▶ [Aim of the exercise]:
Everything in the listing except the pictures should be written out exactly.

(Dataset items)
(begin)
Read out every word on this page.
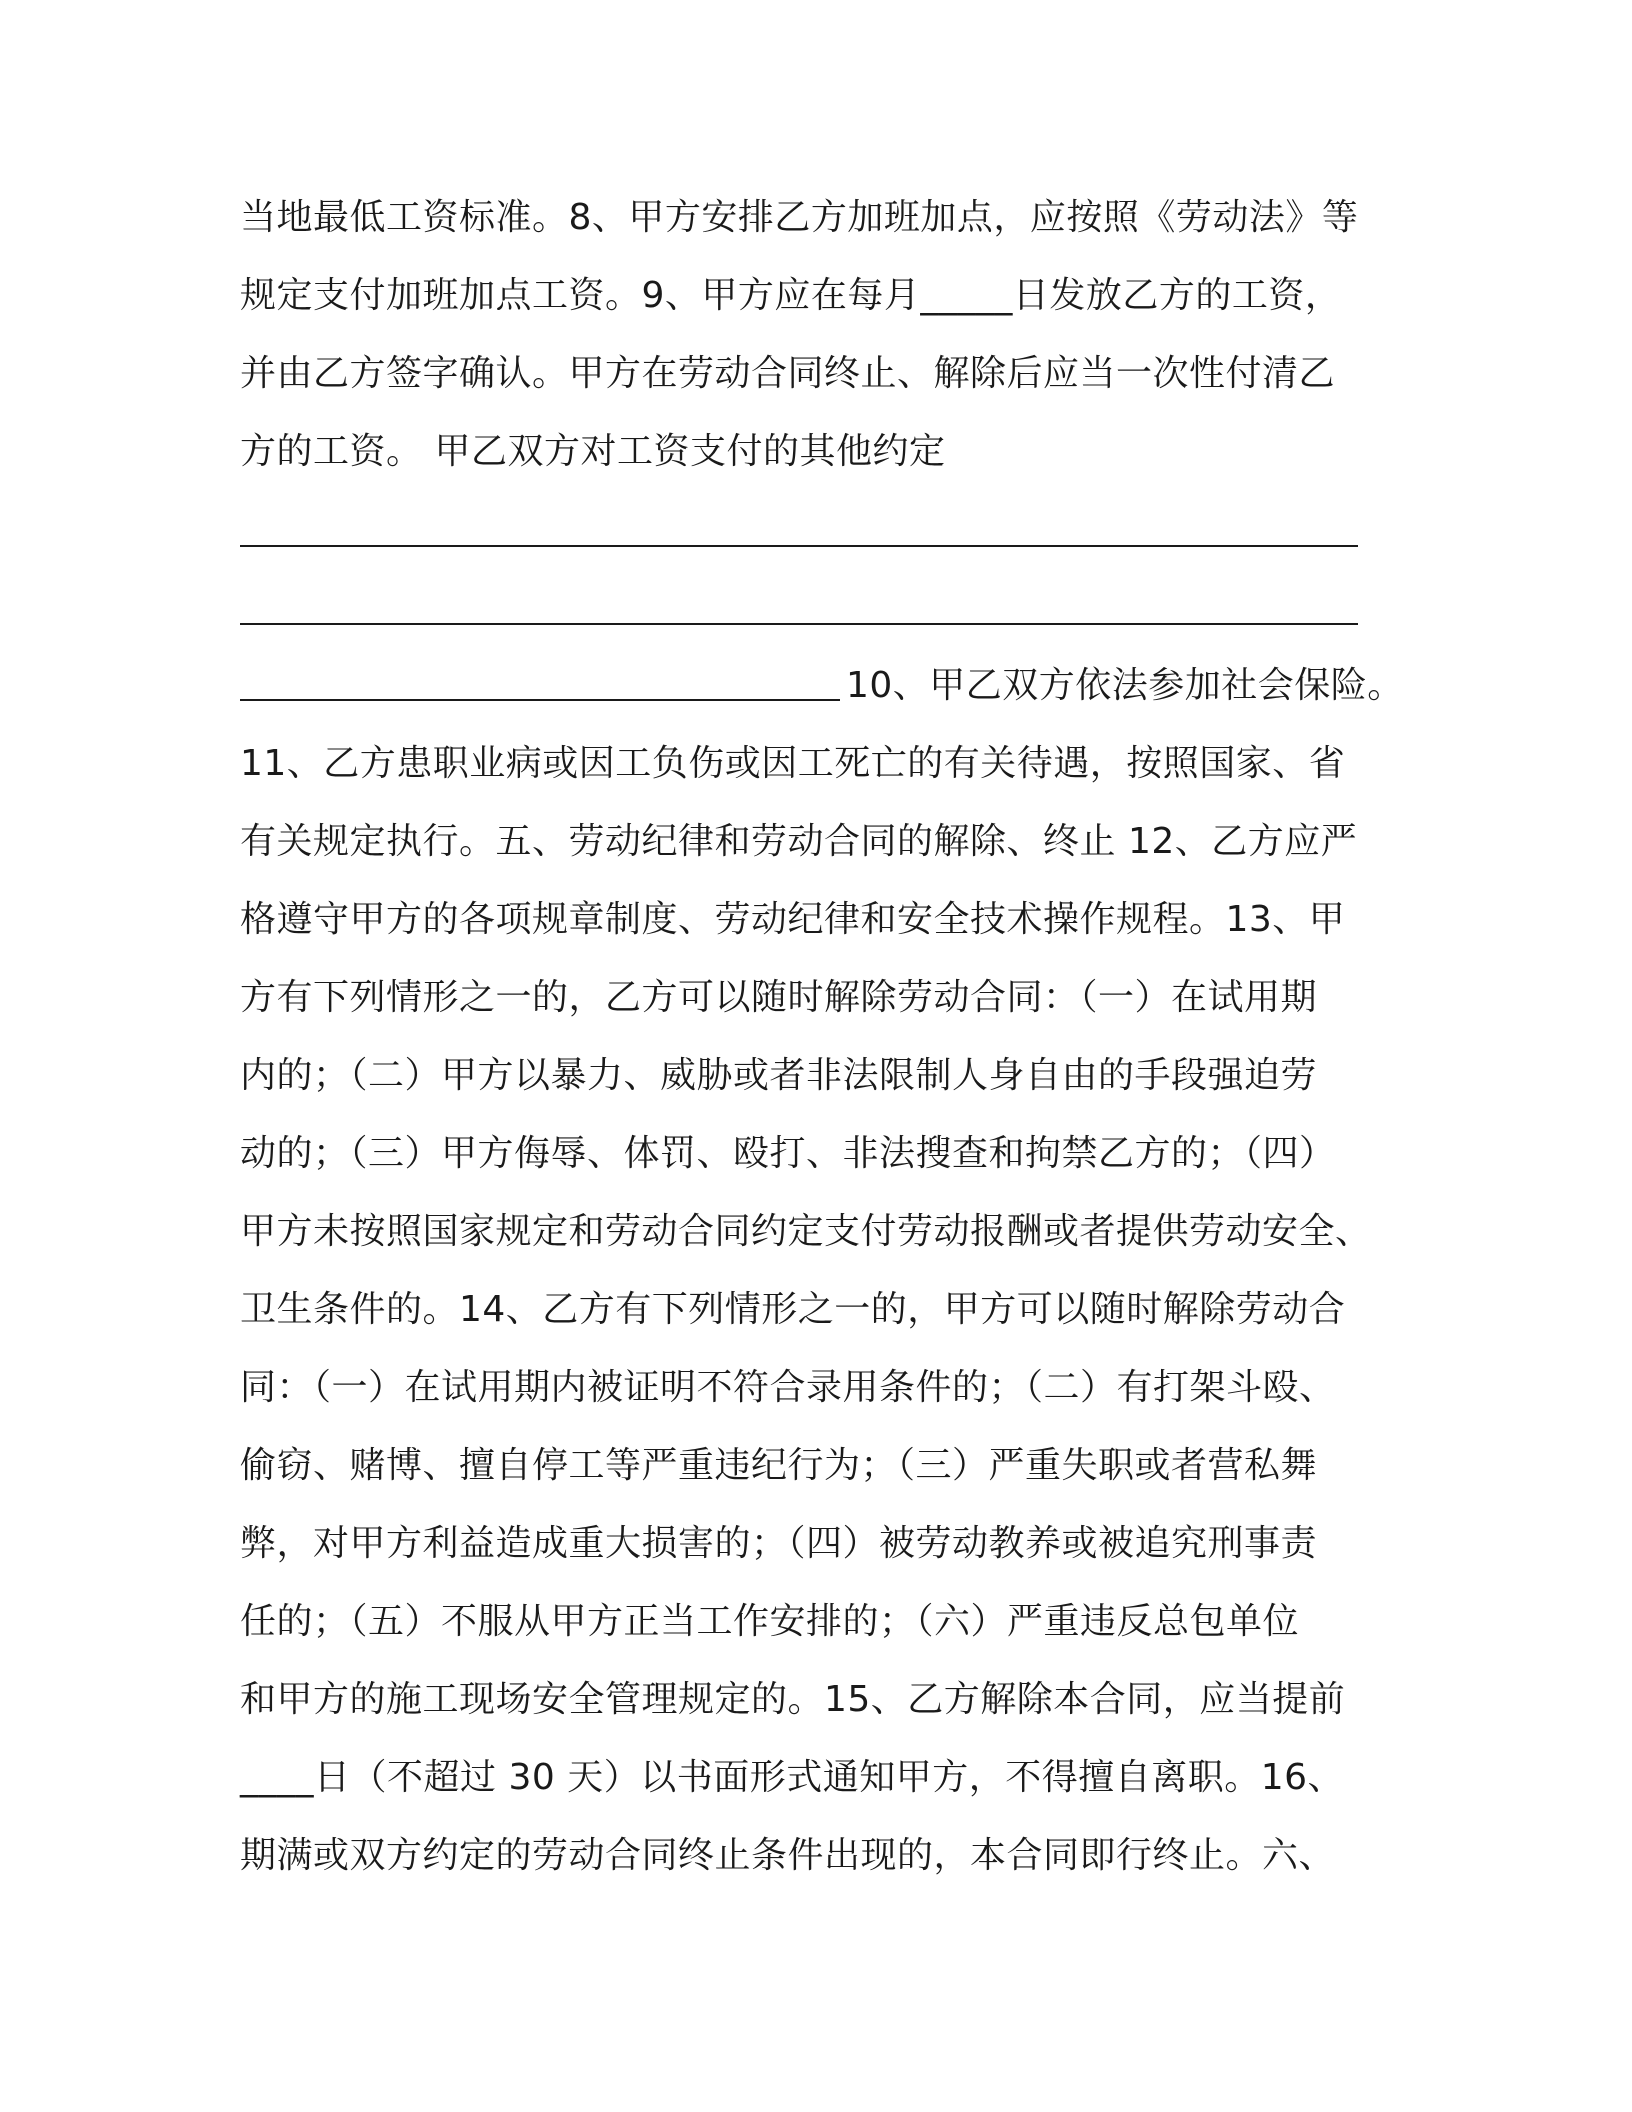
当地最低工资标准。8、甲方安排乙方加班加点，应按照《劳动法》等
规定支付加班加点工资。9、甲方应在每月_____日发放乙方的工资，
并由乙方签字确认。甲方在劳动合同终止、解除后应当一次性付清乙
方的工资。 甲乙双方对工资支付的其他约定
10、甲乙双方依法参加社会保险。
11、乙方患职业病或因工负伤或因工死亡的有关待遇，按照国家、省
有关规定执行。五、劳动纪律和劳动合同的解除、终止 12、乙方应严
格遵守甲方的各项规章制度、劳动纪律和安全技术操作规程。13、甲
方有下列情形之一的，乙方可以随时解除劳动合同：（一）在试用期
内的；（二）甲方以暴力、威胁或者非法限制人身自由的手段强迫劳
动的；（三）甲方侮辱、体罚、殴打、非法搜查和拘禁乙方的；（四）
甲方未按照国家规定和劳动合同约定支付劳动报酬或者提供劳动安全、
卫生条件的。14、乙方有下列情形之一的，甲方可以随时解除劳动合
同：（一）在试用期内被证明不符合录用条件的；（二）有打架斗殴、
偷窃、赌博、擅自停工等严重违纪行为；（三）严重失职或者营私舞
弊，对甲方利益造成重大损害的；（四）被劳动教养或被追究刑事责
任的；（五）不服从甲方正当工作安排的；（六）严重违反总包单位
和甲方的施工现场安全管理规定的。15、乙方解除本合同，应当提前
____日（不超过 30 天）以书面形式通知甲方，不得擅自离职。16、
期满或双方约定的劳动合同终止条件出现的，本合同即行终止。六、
(end)
▶ [Written reply]:
Read out every word on this page.
当地最低工资标准。8、甲方安排乙方加班加点，应按照《劳动法》等
规定支付加班加点工资。9、甲方应在每月_____日发放乙方的工资，
并由乙方签字确认。甲方在劳动合同终止、解除后应当一次性付清乙
方的工资。 甲乙双方对工资支付的其他约定
10、甲乙双方依法参加社会保险。
11、乙方患职业病或因工负伤或因工死亡的有关待遇，按照国家、省
有关规定执行。五、劳动纪律和劳动合同的解除、终止 12、乙方应严
格遵守甲方的各项规章制度、劳动纪律和安全技术操作规程。13、甲
方有下列情形之一的，乙方可以随时解除劳动合同：（一）在试用期
内的；（二）甲方以暴力、威胁或者非法限制人身自由的手段强迫劳
动的；（三）甲方侮辱、体罚、殴打、非法搜查和拘禁乙方的；（四）
甲方未按照国家规定和劳动合同约定支付劳动报酬或者提供劳动安全、
卫生条件的。14、乙方有下列情形之一的，甲方可以随时解除劳动合
同：（一）在试用期内被证明不符合录用条件的；（二）有打架斗殴、
偷窃、赌博、擅自停工等严重违纪行为；（三）严重失职或者营私舞
弊，对甲方利益造成重大损害的；（四）被劳动教养或被追究刑事责
任的；（五）不服从甲方正当工作安排的；（六）严重违反总包单位
和甲方的施工现场安全管理规定的。15、乙方解除本合同，应当提前
____日（不超过 30 天）以书面形式通知甲方，不得擅自离职。16、
期满或双方约定的劳动合同终止条件出现的，本合同即行终止。六、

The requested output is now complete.